▸ **Recorded information**
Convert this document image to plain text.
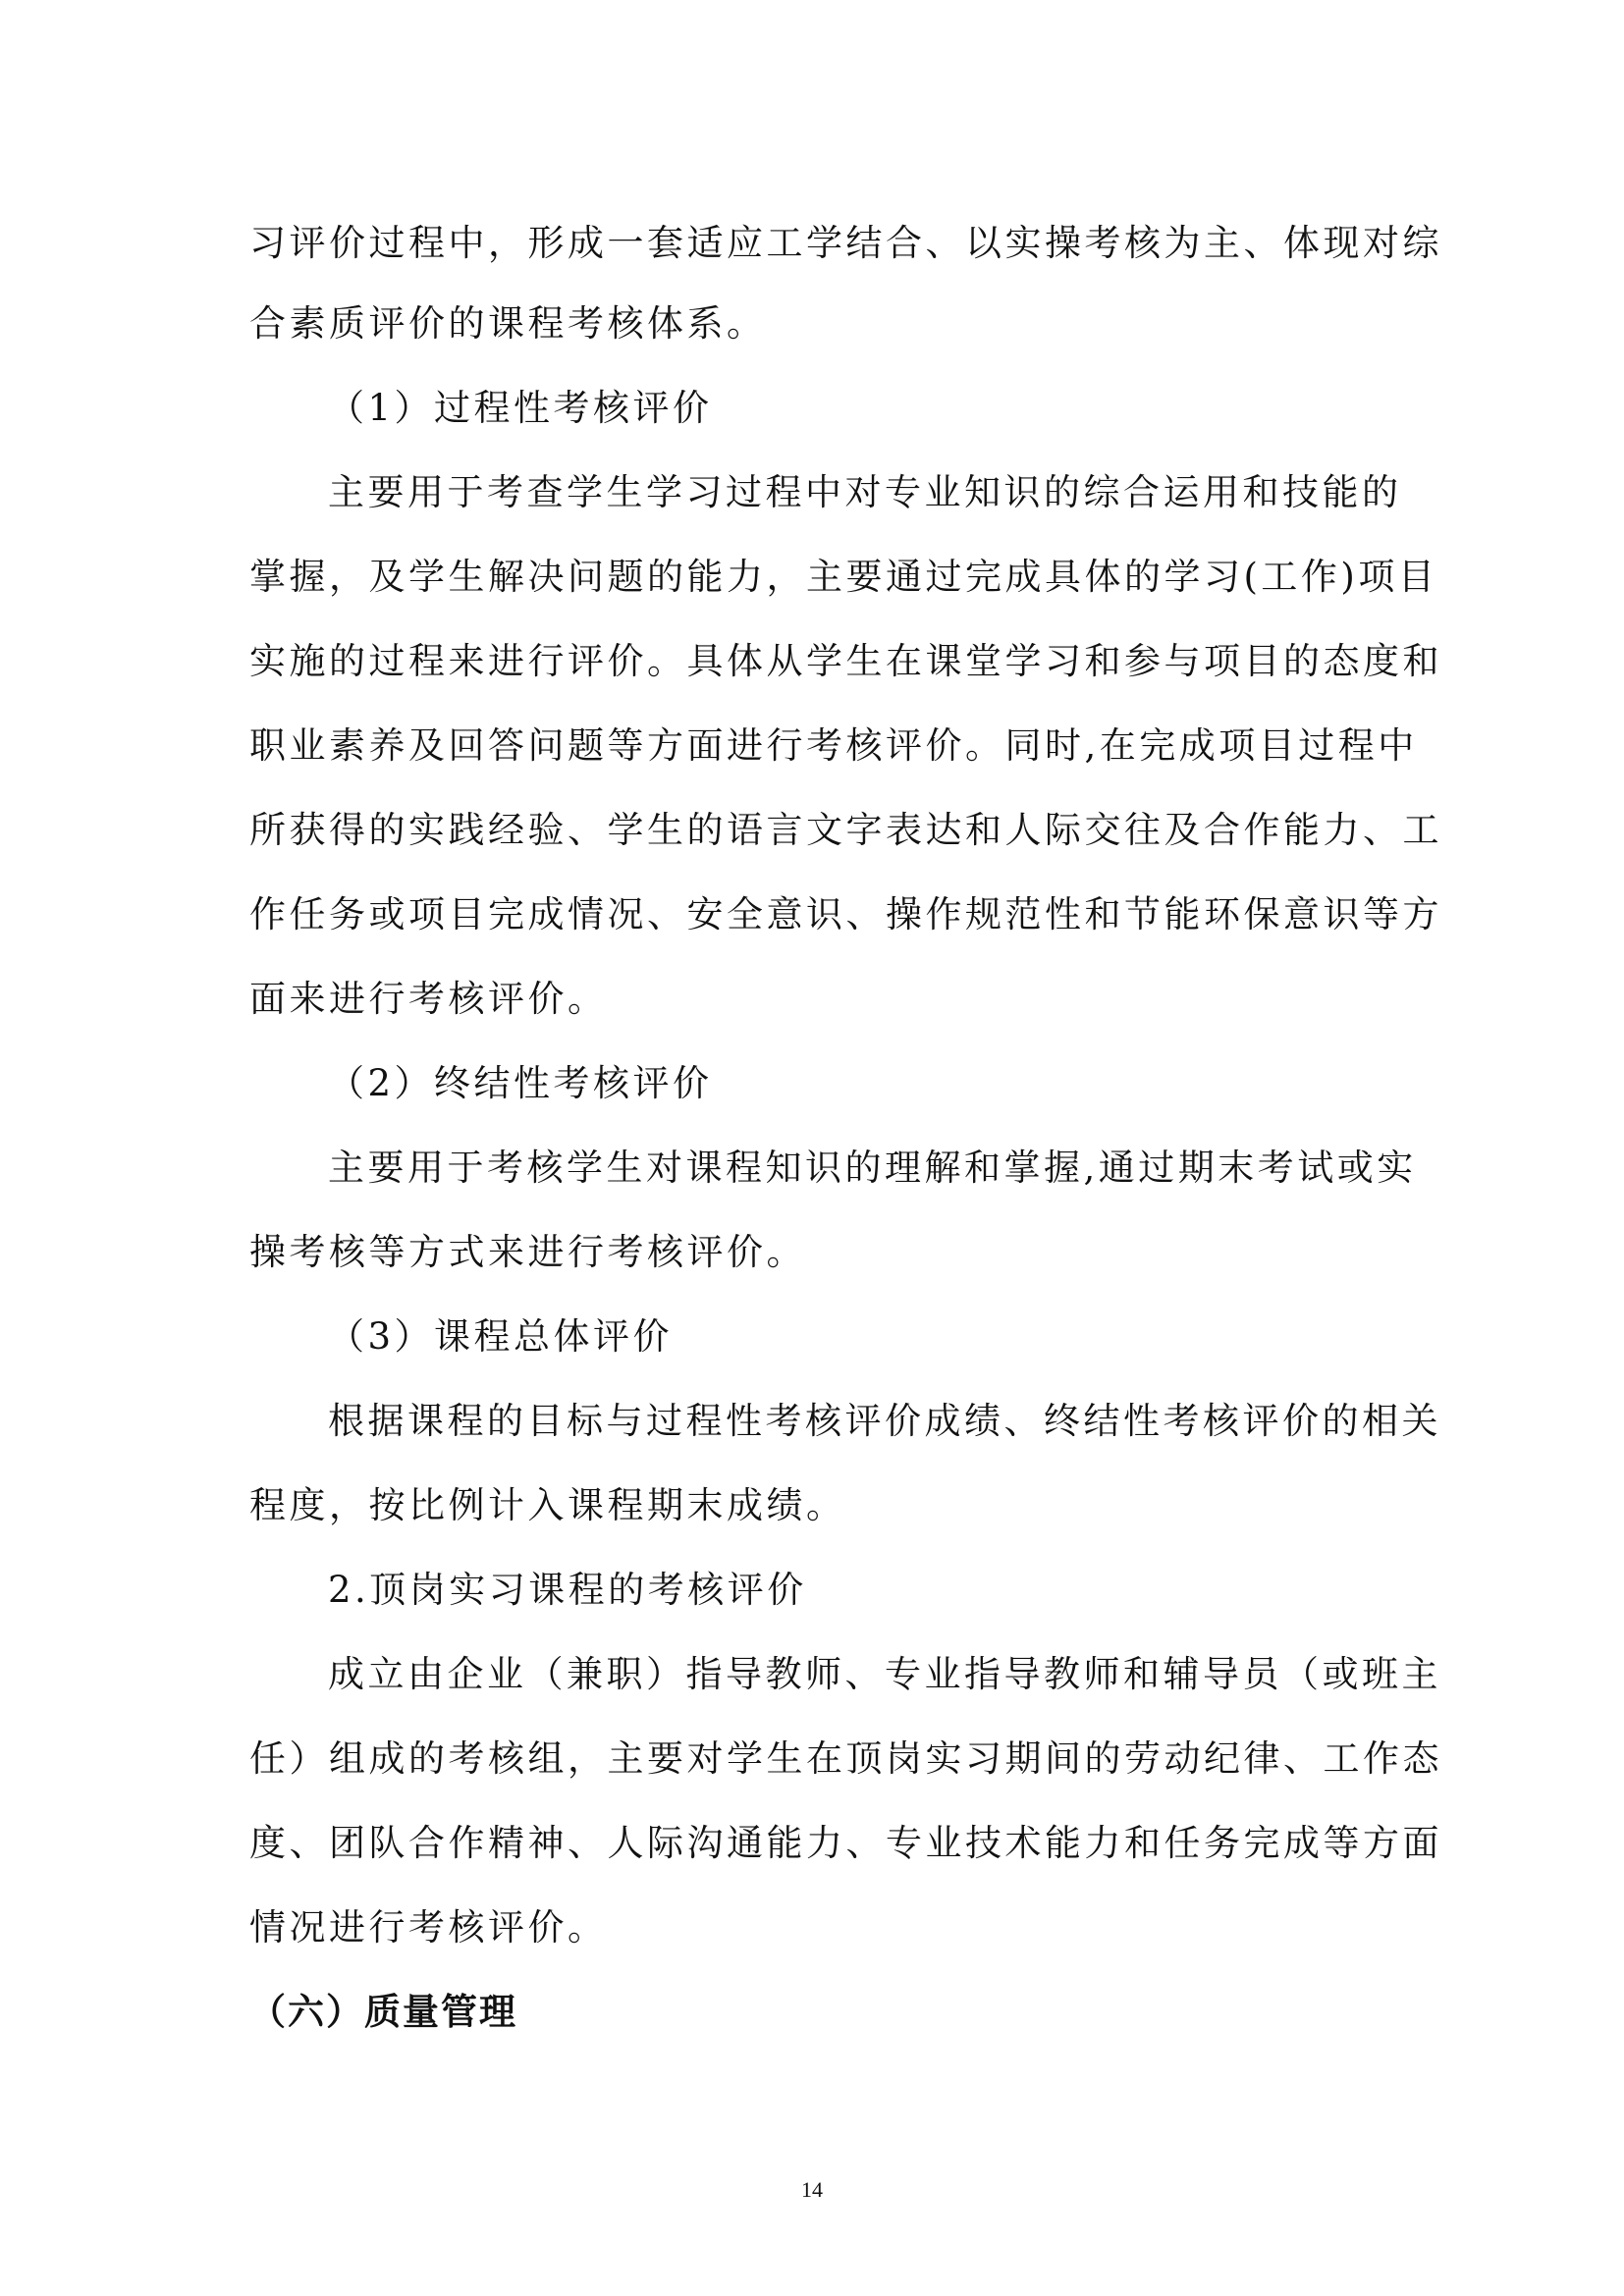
习评价过程中，形成一套适应工学结合、以实操考核为主、体现对综
合素质评价的课程考核体系。
（1）过程性考核评价
主要用于考查学生学习过程中对专业知识的综合运用和技能的
掌握，及学生解决问题的能力，主要通过完成具体的学习(工作)项目
实施的过程来进行评价。具体从学生在课堂学习和参与项目的态度和
职业素养及回答问题等方面进行考核评价。同时,在完成项目过程中
所获得的实践经验、学生的语言文字表达和人际交往及合作能力、工
作任务或项目完成情况、安全意识、操作规范性和节能环保意识等方
面来进行考核评价。
（2）终结性考核评价
主要用于考核学生对课程知识的理解和掌握,通过期末考试或实
操考核等方式来进行考核评价。
（3）课程总体评价
根据课程的目标与过程性考核评价成绩、终结性考核评价的相关
程度，按比例计入课程期末成绩。
2.顶岗实习课程的考核评价
成立由企业（兼职）指导教师、专业指导教师和辅导员（或班主
任）组成的考核组，主要对学生在顶岗实习期间的劳动纪律、工作态
度、团队合作精神、人际沟通能力、专业技术能力和任务完成等方面
情况进行考核评价。
（六）质量管理
14
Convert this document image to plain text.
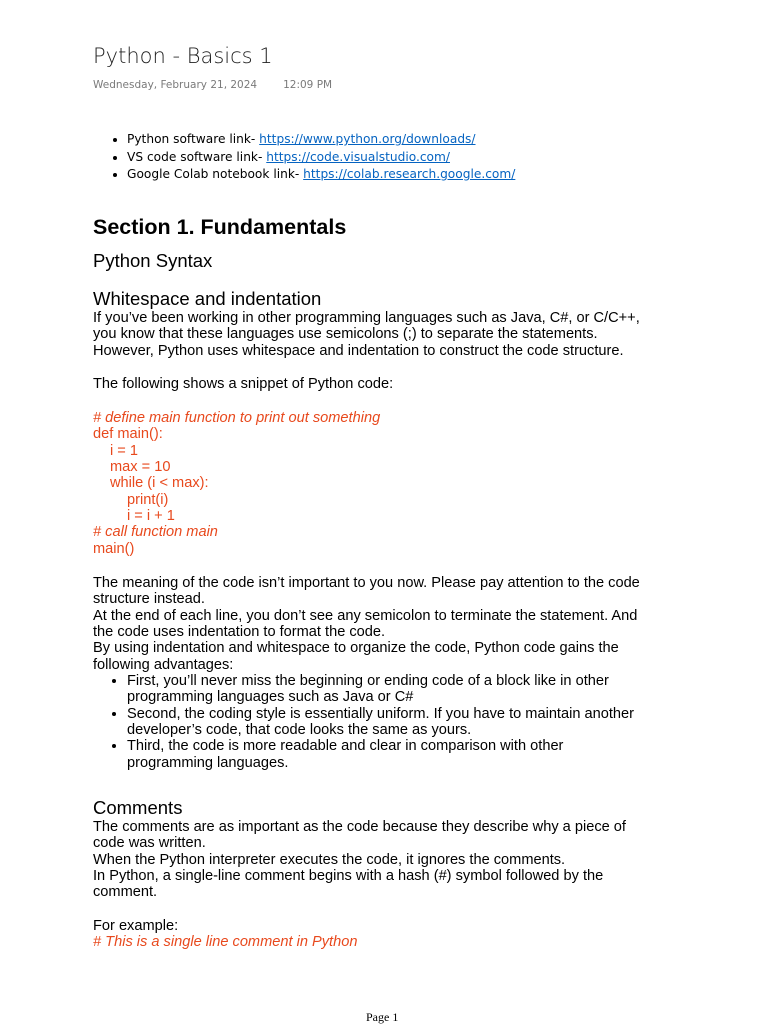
Python - Basics 1
Wednesday, February 21, 2024 12:09 PM
• Python software link- https://www.python.org/downloads/
• VS code software link- https://code.visualstudio.com/
• Google Colab notebook link- https://colab.research.google.com/
Section 1. Fundamentals
Python Syntax
Whitespace and indentation

If you’ve been working in other programming languages such as Java, C#, or C/C++,

you know that these languages use semicolons (;) to separate the statements.

However, Python uses whitespace and indentation to construct the code structure.

The following shows a snippet of Python code:

# define main function to print out something
def main():
i = 1
max = 10
while (i < max):
print(i)
i = i + 1
# call function main
main()

The meaning of the code isn’t important to you now. Please pay attention to the code

structure instead.

At the end of each line, you don’t see any semicolon to terminate the statement. And

the code uses indentation to format the code.

By using indentation and whitespace to organize the code, Python code gains the

following advantages:

• First, you’ll never miss the beginning or ending code of a block like in other
programming languages such as Java or C#
• Second, the coding style is essentially uniform. If you have to maintain another
developer’s code, that code looks the same as yours.
• Third, the code is more readable and clear in comparison with other
programming languages.
Comments

The comments are as important as the code because they describe why a piece of

code was written.

When the Python interpreter executes the code, it ignores the comments.

In Python, a single-line comment begins with a hash (#) symbol followed by the

comment.

For example:

# This is a single line comment in Python
Page 1
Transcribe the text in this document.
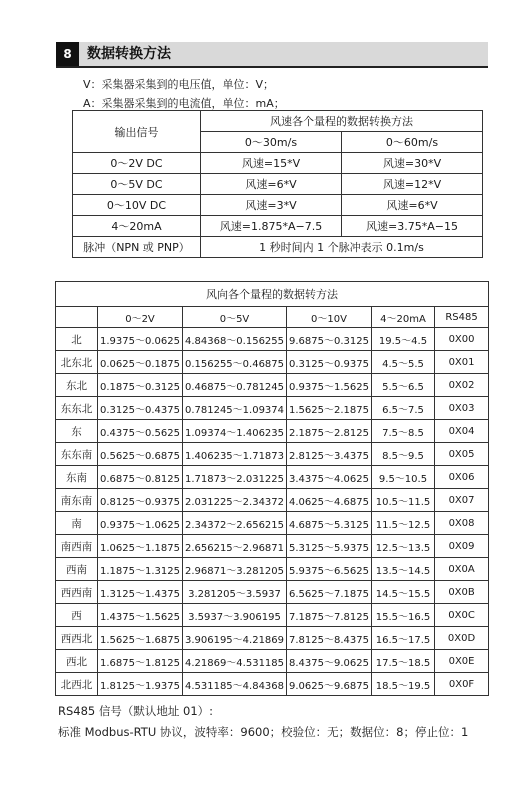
8	数据转换方法
V：采集器采集到的电压值，单位：V；
A：采集器采集到的电流值，单位：mA；
输出信号	风速各个量程的数据转换方法	
	0～30m/s	0～60m/s
0～2V DC	风速=15*V	风速=30*V
0～5V DC	风速=6*V	风速=12*V
0～10V DC	风速=3*V	风速=6*V
4～20mA	风速=1.875*A−7.5	风速=3.75*A−15
脉冲（NPN 或 PNP）	1 秒时间内 1 个脉冲表示 0.1m/s	
风向各个量程的数据转方法					
	0～2V	0～5V	0～10V	4～20mA	RS485
北	1.9375～0.0625	4.84368～0.156255	9.6875～0.3125	19.5～4.5	0X00
北东北	0.0625～0.1875	0.156255～0.46875	0.3125～0.9375	4.5～5.5	0X01
东北	0.1875～0.3125	0.46875～0.781245	0.9375～1.5625	5.5～6.5	0X02
东东北	0.3125～0.4375	0.781245～1.09374	1.5625～2.1875	6.5～7.5	0X03
东	0.4375～0.5625	1.09374～1.406235	2.1875～2.8125	7.5～8.5	0X04
东东南	0.5625～0.6875	1.406235～1.71873	2.8125～3.4375	8.5～9.5	0X05
东南	0.6875～0.8125	1.71873～2.031225	3.4375～4.0625	9.5～10.5	0X06
南东南	0.8125～0.9375	2.031225～2.34372	4.0625～4.6875	10.5～11.5	0X07
南	0.9375～1.0625	2.34372～2.656215	4.6875～5.3125	11.5～12.5	0X08
南西南	1.0625～1.1875	2.656215～2.96871	5.3125～5.9375	12.5～13.5	0X09
西南	1.1875～1.3125	2.96871～3.281205	5.9375～6.5625	13.5～14.5	0X0A
西西南	1.3125～1.4375	3.281205～3.5937	6.5625～7.1875	14.5～15.5	0X0B
西	1.4375～1.5625	3.5937～3.906195	7.1875～7.8125	15.5～16.5	0X0C
西西北	1.5625～1.6875	3.906195～4.21869	7.8125～8.4375	16.5～17.5	0X0D
西北	1.6875～1.8125	4.21869～4.531185	8.4375～9.0625	17.5～18.5	0X0E
北西北	1.8125～1.9375	4.531185～4.84368	9.0625～9.6875	18.5～19.5	0X0F
RS485 信号（默认地址 01）:
标准 Modbus-RTU 协议，波特率：9600；校验位：无；数据位：8；停止位：1
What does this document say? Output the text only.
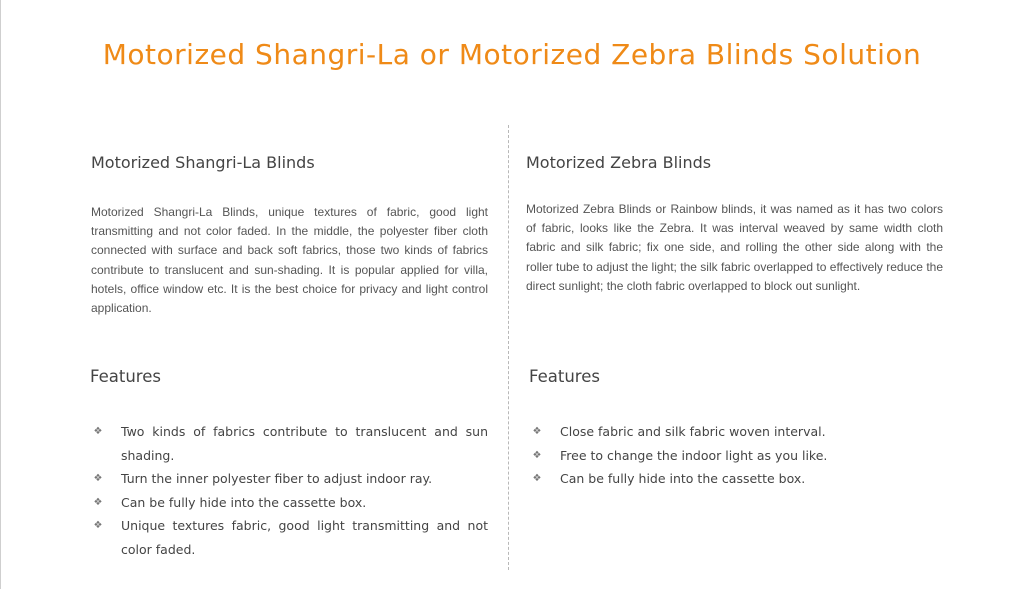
Motorized Shangri-La or Motorized Zebra Blinds Solution
Motorized Shangri-La Blinds

Motorized Shangri-La Blinds, unique textures of fabric, good light transmitting and not color faded. In the middle, the polyester fiber cloth connected with surface and back soft fabrics, those two kinds of fabrics contribute to translucent and sun-shading. It is popular applied for villa, hotels, office window etc. It is the best choice for privacy and light control application.

Features
❖ Two kinds of fabrics contribute to translucent and sun shading.
❖ Turn the inner polyester fiber to adjust indoor ray.
❖ Can be fully hide into the cassette box.
❖ Unique textures fabric, good light transmitting and not color faded.
Motorized Zebra Blinds

Motorized Zebra Blinds or Rainbow blinds, it was named as it has two colors of fabric, looks like the Zebra. It was interval weaved by same width cloth fabric and silk fabric; fix one side, and rolling the other side along with the roller tube to adjust the light; the silk fabric overlapped to effectively reduce the direct sunlight; the cloth fabric overlapped to block out sunlight.

Features
❖ Close fabric and silk fabric woven interval.
❖ Free to change the indoor light as you like.
❖ Can be fully hide into the cassette box.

▸ **Task**
Using the material above, gather every line that includes "kinds".

▸ **Answer to this task**
Motorized Shangri-La Blinds, unique textures of fabric, good light transmitting and not color faded. In the middle, the polyester fiber cloth connected with surface and back soft fabrics, those two kinds of fabrics contribute to translucent and sun-shading. It is popular applied for villa, hotels, office window etc. It is the best choice for privacy and light control application.
❖ Two kinds of fabrics contribute to translucent and sun shading.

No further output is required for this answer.